Quoted passage:
____________________
2008-02-23 Thread Jeff Schwab
Paul Rubin wrote:
> Jeff Schwab <[EMAIL PROTECTED]> writes:
>>> there's actually a published book specifically about C++ pitfalls.
>> Mercy, a whole book?
> 
> http://search.barnesandnoble.com/booksearch/isbnInquiry.asp?EAN=9780201179286
> 
>>> C and C++ should practically be outlawed at this point.
>> On what grounds?  "I don't approve of the programming language you're
>> using.  Cease and desist.  Nyah!"
> 
> Well, "outlawed" of course is a figure of speech; however use of those
> languages should be a red flag in a design review, and a factor in
> determining product liability if a program misbehaves.

Your product gets the benefit of the doubt if it was written in Python, 
but not if written in C?  What if the Python interpreter screws up?


> Think of all
> the buffer overflow exploits against Microsoft Windows programs that
> couldn't have happened if Microsoft had used safer languages.  There
> was clearly a failure to use best engineering practices.

In the first place, you're not distinguishing C from C++.  I know you 
think they're the same.  They're not.  Python's array bounds checking is 
done in C, as is the case for traditional OS kernels.  C++, like Python, 
offers you container types that "smell" like arrays, but do safety 
checking under the hood; the C++ bounds checks, unlike the Python 
checks, are done in-language.  If C++ were marketed like Java, people 
might advertise that the C++ standard containers are "pure C++," or that 
"C++ is written in C++".
____________________
Extracted entries:
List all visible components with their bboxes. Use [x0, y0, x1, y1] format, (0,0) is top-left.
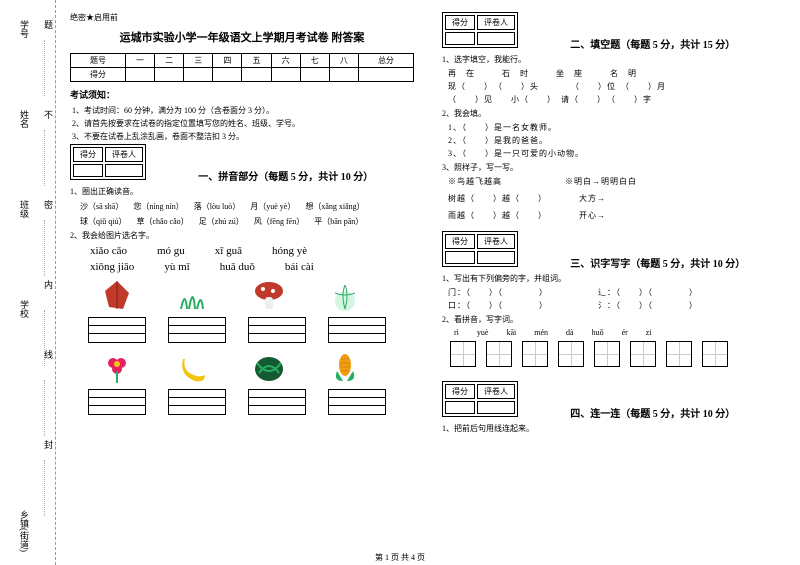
- q4-1: 1、把前后句用线连起来。: [442, 423, 786, 434]
- section-3-title: 三、识字写字（每题 5 分，共计 10 分）: [570, 259, 745, 270]
- write-grid-row-2: [88, 389, 414, 415]
- q3-2: 2、看拼音，写字词。: [442, 314, 786, 325]
- q2-2: 2、我会填。: [442, 108, 786, 119]
- rad-1: 门：（ ）（ ） 辶：（ ）（ ）: [448, 287, 786, 298]
- section-2-title: 二、填空题（每题 5 分，共计 15 分）: [570, 40, 735, 51]
- margin-dash-5: 密: [42, 200, 55, 209]
- notice-1: 1、考试时间：60 分钟，满分为 100 分（含卷面分 3 分）。: [72, 105, 414, 116]
- cabbage-icon: [322, 277, 368, 315]
- score-box-3: 得分评卷人: [442, 231, 518, 267]
- fill-r1: 现（ ） （ ）头 （ ）位 （ ）月: [448, 81, 786, 92]
- score-table: 题号一二三四五六七八总分 得分: [70, 53, 414, 82]
- examples: ※鸟越飞越高 ※明白→明明白白: [448, 176, 786, 187]
- sent-1: 1、（ ）是一名女教师。: [448, 122, 786, 133]
- notice-title: 考试须知：: [70, 88, 414, 101]
- secret-label: 绝密★启用前: [70, 12, 414, 23]
- notice-2: 2、请首先按要求在试卷的指定位置填写您的姓名、班级、学号。: [72, 118, 414, 129]
- page-footer: 第 1 页 共 4 页: [0, 552, 800, 563]
- notice-3: 3、不要在试卷上乱涂乱画，卷面不整洁扣 3 分。: [72, 131, 414, 142]
- watermelon-icon: [246, 349, 292, 387]
- q1-1: 1、圈出正确读音。: [70, 186, 414, 197]
- margin-dash-0: 题: [42, 20, 55, 29]
- fill-options: 再 在 石 时 坐 座 名 明: [448, 68, 786, 79]
- margin-dash-3: 线: [42, 350, 55, 359]
- banana-icon: [170, 349, 216, 387]
- image-row-1: [94, 277, 414, 315]
- pinyin-choices: 沙（sā shā）您（níng nín）落（lòu luò）月（yuè yè）想…: [80, 201, 414, 212]
- margin-label-xiangzhen: 乡镇(街道): [18, 510, 31, 552]
- sent-2: 2、（ ）是我的爸爸。: [448, 135, 786, 146]
- fill-r2: （ ）见 小（ ） 请（ ） （ ）字: [448, 94, 786, 105]
- margin-label-xuehao: 学号: [18, 20, 31, 38]
- right-column: 得分评卷人 二、填空题（每题 5 分，共计 15 分） 1、选字填空，我能行。 …: [428, 0, 800, 565]
- pinyin-choices-2: 球（qiǔ qiú）草（chǎo cǎo）足（zhú zú）风（fēng fēn…: [80, 216, 414, 227]
- mushroom-icon: [246, 277, 292, 315]
- margin-label-xuexiao: 学校: [18, 300, 31, 318]
- leaf-icon: [94, 277, 140, 315]
- left-column: 绝密★启用前 运城市实验小学一年级语文上学期月考试卷 附答案 题号一二三四五六七…: [56, 0, 428, 565]
- write-grid-row-1: [88, 317, 414, 343]
- sent-3: 3、（ ）是一只可爱的小动物。: [448, 148, 786, 159]
- q3-1: 1、写出有下列偏旁的字，并组词。: [442, 273, 786, 284]
- line-1: 树越（ ）越（ ） 大方→: [448, 193, 786, 204]
- exam-title: 运城市实验小学一年级语文上学期月考试卷 附答案: [70, 29, 414, 45]
- margin-label-banji: 班级: [18, 200, 31, 218]
- section-4-title: 四、连一连（每题 5 分，共计 10 分）: [570, 409, 735, 420]
- margin-dash-4: 封: [42, 440, 55, 449]
- line-2: 雨越（ ）越（ ） 开心→: [448, 210, 786, 221]
- margin-label-xingming: 姓名: [18, 110, 31, 128]
- score-box-4: 得分评卷人: [442, 381, 518, 417]
- binding-margin: 学号 题 姓名 不 班级 密 学校 内 线 封 乡镇(街道): [0, 0, 56, 565]
- rad-2: 口：（ ）（ ） 氵：（ ）（ ）: [448, 300, 786, 311]
- margin-dash-1: 不: [42, 110, 55, 119]
- score-box-1: 得分评卷人: [70, 144, 146, 180]
- section-1-title: 一、拼音部分（每题 5 分，共计 10 分）: [198, 172, 373, 183]
- image-row-2: [94, 349, 414, 387]
- q1-2: 2、我会给图片选名字。: [70, 230, 414, 241]
- q2-3: 3、照样子，写一写。: [442, 162, 786, 173]
- char-grid-row: [450, 341, 786, 367]
- score-box-2: 得分评卷人: [442, 12, 518, 48]
- margin-dash-2: 内: [42, 280, 55, 289]
- grass-icon: [170, 277, 216, 315]
- pinyin-labels: rìyuèkāiméndàhuǒérzi: [454, 328, 786, 337]
- flower-icon: [94, 349, 140, 387]
- pinyin-grid-1: xiǎo cǎomó guxī guāhóng yè: [90, 245, 414, 257]
- corn-icon: [322, 349, 368, 387]
- pinyin-grid-2: xiōng jiāoyù mǐhuā duǒbái cài: [90, 261, 414, 273]
- q2-1: 1、选字填空，我能行。: [442, 54, 786, 65]
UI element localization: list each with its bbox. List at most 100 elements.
____________________
In the thread about C and C++ safety, what reason does Paul Rubin give for saying Microsoft failed to use best engineering practices? Answer in one to three sentences.

He points to the many buffer overflow exploits against Microsoft Windows programs. In his view, those exploits couldn't have happened if Microsoft had used safer languages.